DIRECTIVE => From the records below, pull each line that has "المرور".

EXTRACTED INFORMATION =>

· · ·

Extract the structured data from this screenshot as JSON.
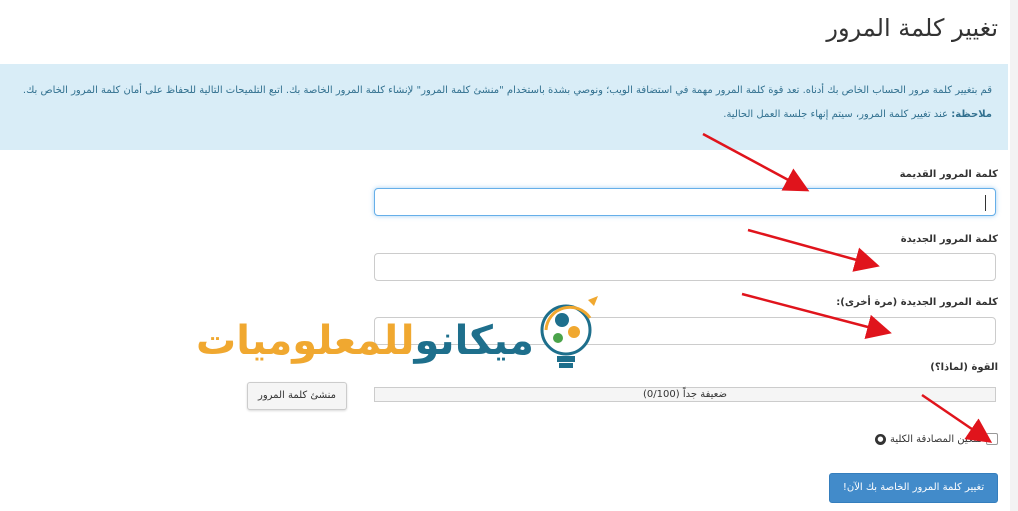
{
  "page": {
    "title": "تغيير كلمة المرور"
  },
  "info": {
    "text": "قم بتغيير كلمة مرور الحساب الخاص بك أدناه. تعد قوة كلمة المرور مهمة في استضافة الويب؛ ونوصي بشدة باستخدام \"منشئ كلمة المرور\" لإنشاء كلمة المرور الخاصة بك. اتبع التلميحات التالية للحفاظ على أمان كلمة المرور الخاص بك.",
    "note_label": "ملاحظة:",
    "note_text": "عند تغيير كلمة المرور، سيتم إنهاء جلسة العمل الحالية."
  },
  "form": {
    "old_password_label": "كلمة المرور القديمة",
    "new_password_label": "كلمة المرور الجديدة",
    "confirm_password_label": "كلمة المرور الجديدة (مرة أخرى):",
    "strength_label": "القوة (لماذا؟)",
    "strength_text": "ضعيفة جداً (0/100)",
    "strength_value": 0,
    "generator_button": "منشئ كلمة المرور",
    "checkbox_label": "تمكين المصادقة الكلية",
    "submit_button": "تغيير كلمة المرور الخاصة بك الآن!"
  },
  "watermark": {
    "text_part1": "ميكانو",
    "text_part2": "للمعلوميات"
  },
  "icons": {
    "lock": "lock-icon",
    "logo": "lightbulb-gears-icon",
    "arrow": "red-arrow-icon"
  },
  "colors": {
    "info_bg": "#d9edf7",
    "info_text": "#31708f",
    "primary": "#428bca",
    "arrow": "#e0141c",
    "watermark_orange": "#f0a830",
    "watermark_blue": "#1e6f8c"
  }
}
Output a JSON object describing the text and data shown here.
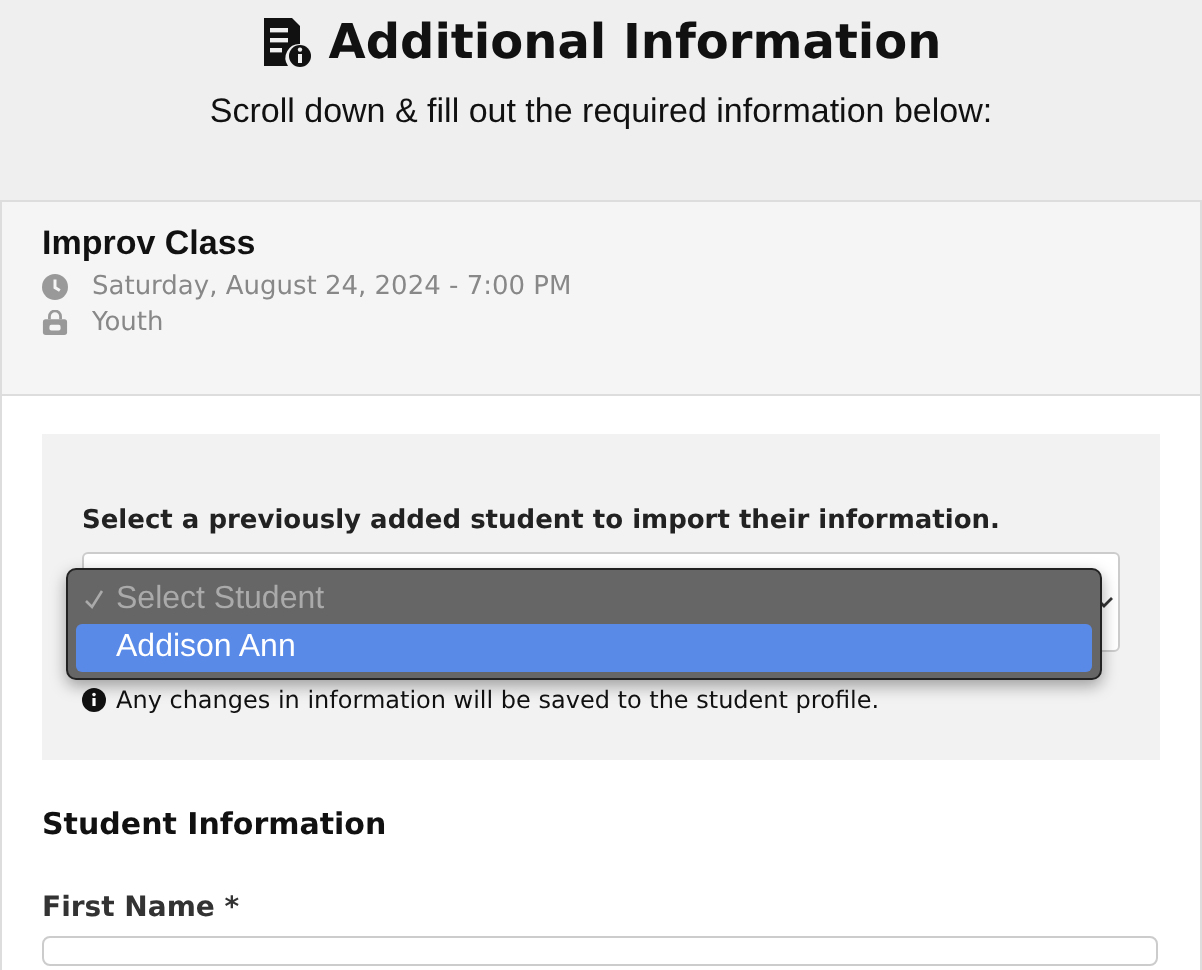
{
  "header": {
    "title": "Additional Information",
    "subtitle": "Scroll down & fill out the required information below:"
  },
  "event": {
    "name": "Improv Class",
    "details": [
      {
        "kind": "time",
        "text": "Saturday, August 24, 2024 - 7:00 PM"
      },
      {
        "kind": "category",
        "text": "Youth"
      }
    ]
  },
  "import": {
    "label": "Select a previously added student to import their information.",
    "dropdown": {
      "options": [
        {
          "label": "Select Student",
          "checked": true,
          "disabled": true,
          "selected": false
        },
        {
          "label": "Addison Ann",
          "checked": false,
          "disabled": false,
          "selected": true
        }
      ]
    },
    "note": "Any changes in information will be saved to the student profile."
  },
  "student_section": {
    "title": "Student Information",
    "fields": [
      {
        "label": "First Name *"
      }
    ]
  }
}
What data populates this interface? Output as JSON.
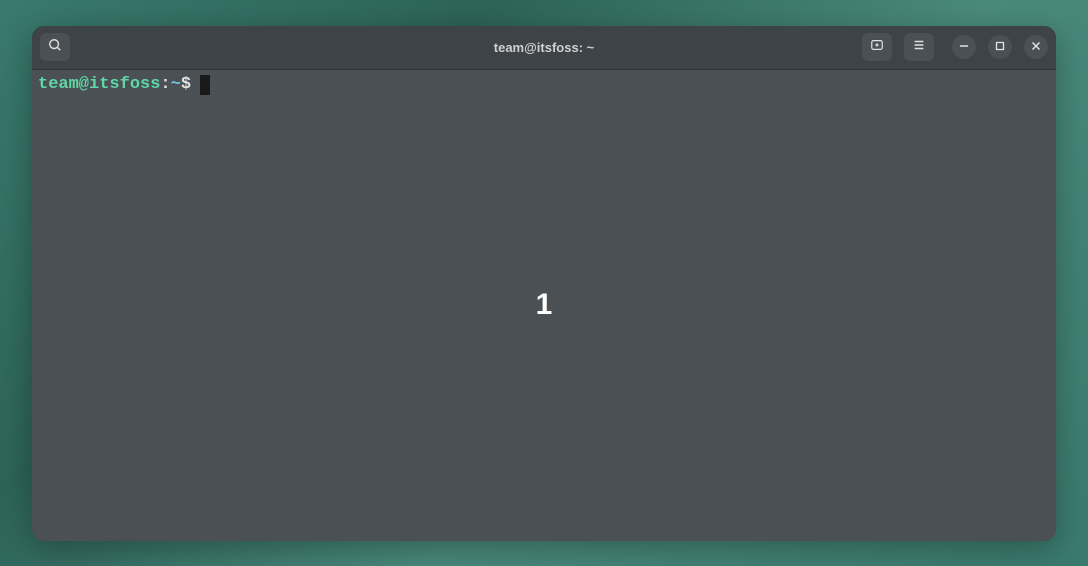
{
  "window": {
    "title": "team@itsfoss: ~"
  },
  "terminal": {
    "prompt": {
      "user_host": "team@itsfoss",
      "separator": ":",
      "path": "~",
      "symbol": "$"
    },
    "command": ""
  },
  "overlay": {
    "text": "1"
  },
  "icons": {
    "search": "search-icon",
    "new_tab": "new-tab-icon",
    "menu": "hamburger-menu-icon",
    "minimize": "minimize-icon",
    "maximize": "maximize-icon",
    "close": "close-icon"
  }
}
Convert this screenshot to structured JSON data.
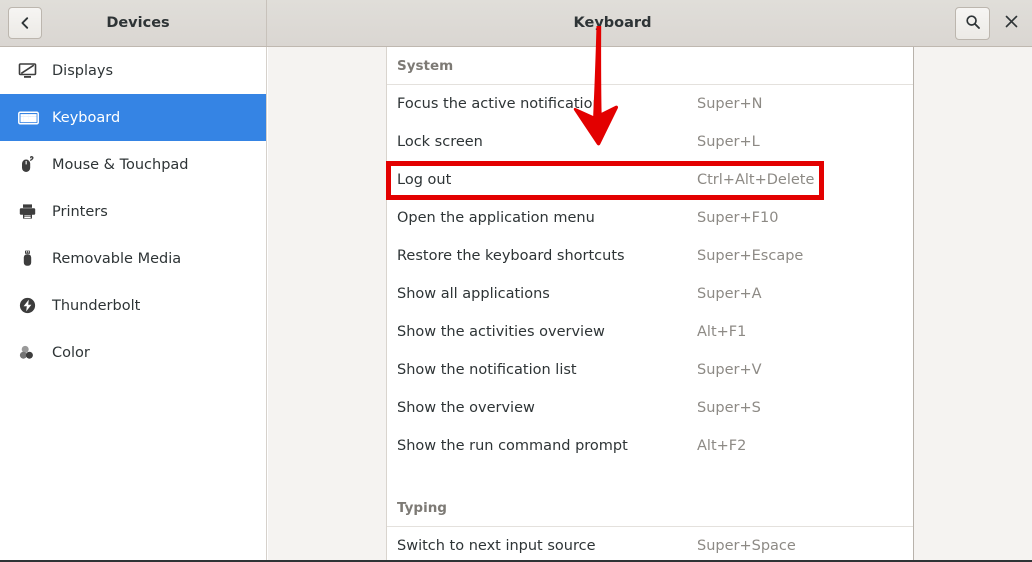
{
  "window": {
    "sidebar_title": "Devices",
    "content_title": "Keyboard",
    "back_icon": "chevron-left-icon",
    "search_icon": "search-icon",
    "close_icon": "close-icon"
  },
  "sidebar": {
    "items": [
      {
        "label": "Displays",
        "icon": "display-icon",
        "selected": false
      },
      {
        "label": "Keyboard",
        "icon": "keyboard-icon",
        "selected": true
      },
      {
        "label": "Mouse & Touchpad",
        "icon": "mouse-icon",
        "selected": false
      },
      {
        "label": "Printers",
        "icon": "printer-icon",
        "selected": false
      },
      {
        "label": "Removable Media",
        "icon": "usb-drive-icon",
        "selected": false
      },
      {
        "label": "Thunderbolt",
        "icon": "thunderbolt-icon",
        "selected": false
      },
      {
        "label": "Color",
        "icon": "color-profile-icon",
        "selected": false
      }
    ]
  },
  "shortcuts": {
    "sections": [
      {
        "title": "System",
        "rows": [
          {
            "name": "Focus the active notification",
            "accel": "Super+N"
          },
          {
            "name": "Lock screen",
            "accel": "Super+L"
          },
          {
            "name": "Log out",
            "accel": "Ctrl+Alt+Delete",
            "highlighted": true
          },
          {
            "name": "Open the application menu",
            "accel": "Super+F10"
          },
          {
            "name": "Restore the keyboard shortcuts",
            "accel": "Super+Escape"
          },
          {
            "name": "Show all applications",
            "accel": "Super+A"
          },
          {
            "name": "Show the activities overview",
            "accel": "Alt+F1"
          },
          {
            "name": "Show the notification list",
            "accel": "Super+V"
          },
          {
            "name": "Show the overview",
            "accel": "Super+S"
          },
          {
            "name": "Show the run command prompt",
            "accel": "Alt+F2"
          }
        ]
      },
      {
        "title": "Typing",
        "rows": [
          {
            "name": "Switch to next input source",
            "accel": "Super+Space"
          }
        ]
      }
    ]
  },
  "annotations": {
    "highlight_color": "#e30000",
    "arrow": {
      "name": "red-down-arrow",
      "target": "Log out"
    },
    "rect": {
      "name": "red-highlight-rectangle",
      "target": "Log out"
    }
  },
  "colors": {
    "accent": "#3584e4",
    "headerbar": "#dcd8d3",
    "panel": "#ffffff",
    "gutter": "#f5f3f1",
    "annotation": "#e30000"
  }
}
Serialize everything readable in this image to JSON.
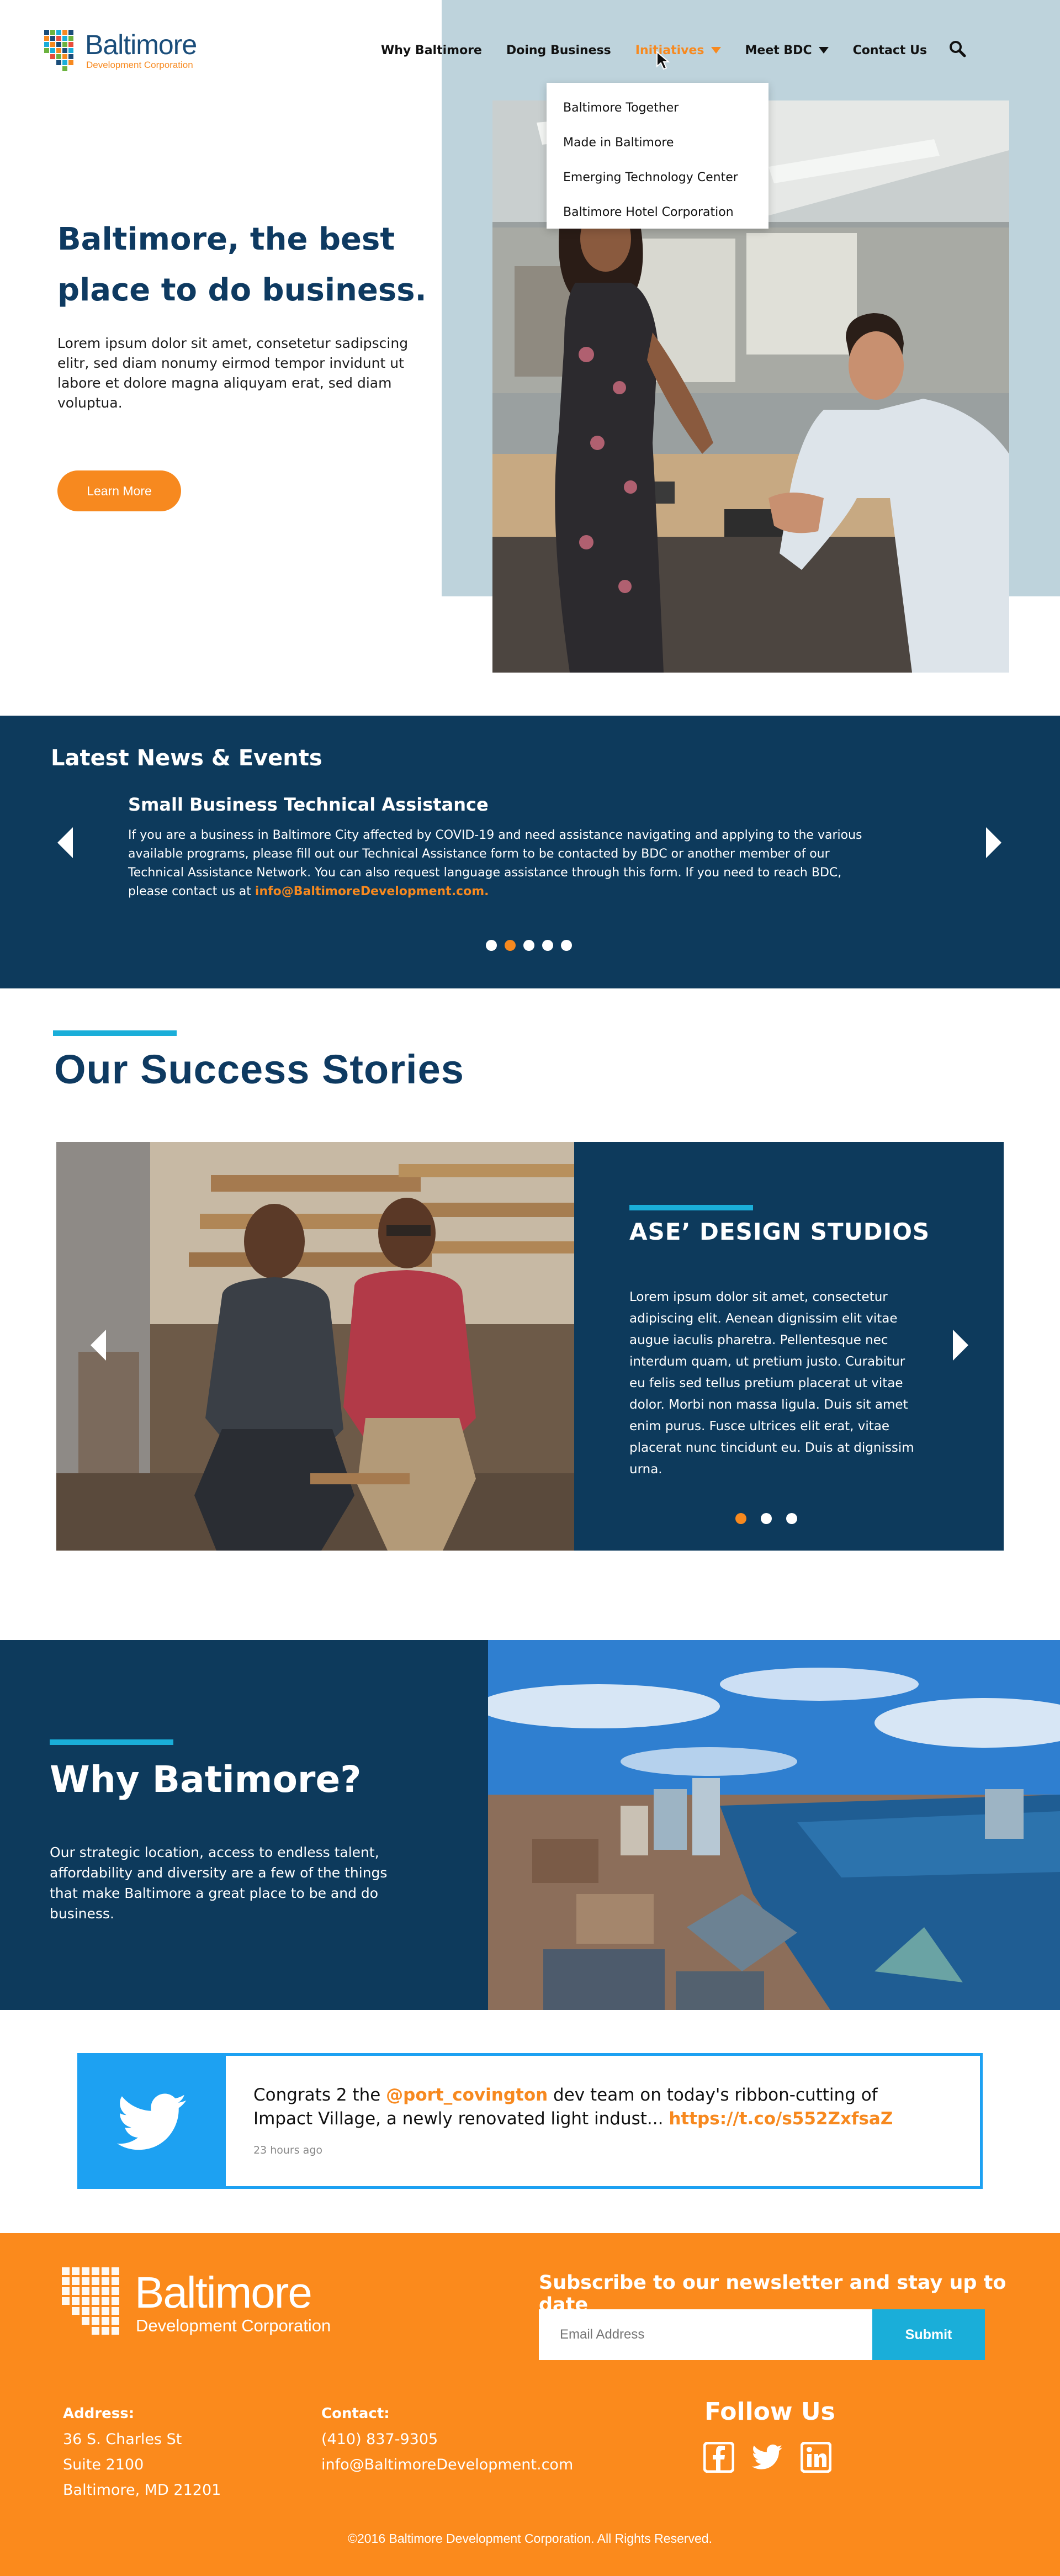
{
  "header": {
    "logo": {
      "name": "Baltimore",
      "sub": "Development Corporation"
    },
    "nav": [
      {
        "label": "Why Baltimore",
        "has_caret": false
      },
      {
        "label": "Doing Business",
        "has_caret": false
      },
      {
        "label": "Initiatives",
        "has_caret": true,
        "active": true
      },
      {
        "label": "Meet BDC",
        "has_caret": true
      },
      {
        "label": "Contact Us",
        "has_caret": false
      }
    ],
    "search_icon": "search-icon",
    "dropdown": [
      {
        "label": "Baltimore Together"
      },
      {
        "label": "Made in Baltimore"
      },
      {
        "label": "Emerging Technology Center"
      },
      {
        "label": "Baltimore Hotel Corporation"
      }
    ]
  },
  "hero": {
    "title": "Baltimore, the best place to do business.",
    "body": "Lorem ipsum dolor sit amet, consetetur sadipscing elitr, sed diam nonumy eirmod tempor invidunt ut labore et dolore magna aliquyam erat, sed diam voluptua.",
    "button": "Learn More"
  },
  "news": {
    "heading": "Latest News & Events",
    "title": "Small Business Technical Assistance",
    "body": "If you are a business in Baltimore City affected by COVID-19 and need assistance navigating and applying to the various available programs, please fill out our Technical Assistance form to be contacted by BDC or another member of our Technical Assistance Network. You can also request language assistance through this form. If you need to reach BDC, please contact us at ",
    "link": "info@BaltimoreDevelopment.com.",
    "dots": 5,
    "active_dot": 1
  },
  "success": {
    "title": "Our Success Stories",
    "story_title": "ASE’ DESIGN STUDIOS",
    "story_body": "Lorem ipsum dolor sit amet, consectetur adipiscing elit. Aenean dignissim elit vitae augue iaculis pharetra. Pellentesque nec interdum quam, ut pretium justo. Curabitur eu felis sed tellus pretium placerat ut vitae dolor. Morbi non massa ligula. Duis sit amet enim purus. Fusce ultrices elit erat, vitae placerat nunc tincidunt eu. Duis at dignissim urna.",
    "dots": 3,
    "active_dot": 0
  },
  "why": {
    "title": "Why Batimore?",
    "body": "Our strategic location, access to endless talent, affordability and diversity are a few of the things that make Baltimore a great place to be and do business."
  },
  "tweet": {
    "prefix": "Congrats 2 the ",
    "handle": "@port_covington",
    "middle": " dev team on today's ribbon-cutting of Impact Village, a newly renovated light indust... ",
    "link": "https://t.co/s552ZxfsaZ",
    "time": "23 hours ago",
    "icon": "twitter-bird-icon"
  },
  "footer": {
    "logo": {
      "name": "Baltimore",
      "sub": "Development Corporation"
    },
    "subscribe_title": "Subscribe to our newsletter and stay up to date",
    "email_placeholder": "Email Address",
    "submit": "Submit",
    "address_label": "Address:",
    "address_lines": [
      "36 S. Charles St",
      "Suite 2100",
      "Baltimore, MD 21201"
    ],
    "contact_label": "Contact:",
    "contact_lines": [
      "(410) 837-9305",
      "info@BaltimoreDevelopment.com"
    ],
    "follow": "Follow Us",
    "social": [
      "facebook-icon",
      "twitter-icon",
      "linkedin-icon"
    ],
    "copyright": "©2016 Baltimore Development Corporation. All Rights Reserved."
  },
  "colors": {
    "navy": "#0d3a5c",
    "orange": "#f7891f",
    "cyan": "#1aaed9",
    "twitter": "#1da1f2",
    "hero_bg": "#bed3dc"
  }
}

· · ·

EXPECTED ANSWER =>
    "title": "تغيير كلمة المرور"
    "text": "قم بتغيير كلمة مرور الحساب الخاص بك أدناه. تعد قوة كلمة المرور مهمة في استضافة الويب؛ ونوصي بشدة باستخدام \"منشئ كلمة المرور\" لإنشاء كلمة المرور الخاصة بك. اتبع التلميحات التالية للحفاظ على أمان كلمة المرور الخاص بك.",
    "note_text": "عند تغيير كلمة المرور، سيتم إنهاء جلسة العمل الحالية."
    "old_password_label": "كلمة المرور القديمة",
    "new_password_label": "كلمة المرور الجديدة",
    "confirm_password_label": "كلمة المرور الجديدة (مرة أخرى):",
    "generator_button": "منشئ كلمة المرور",
    "submit_button": "تغيير كلمة المرور الخاصة بك الآن!"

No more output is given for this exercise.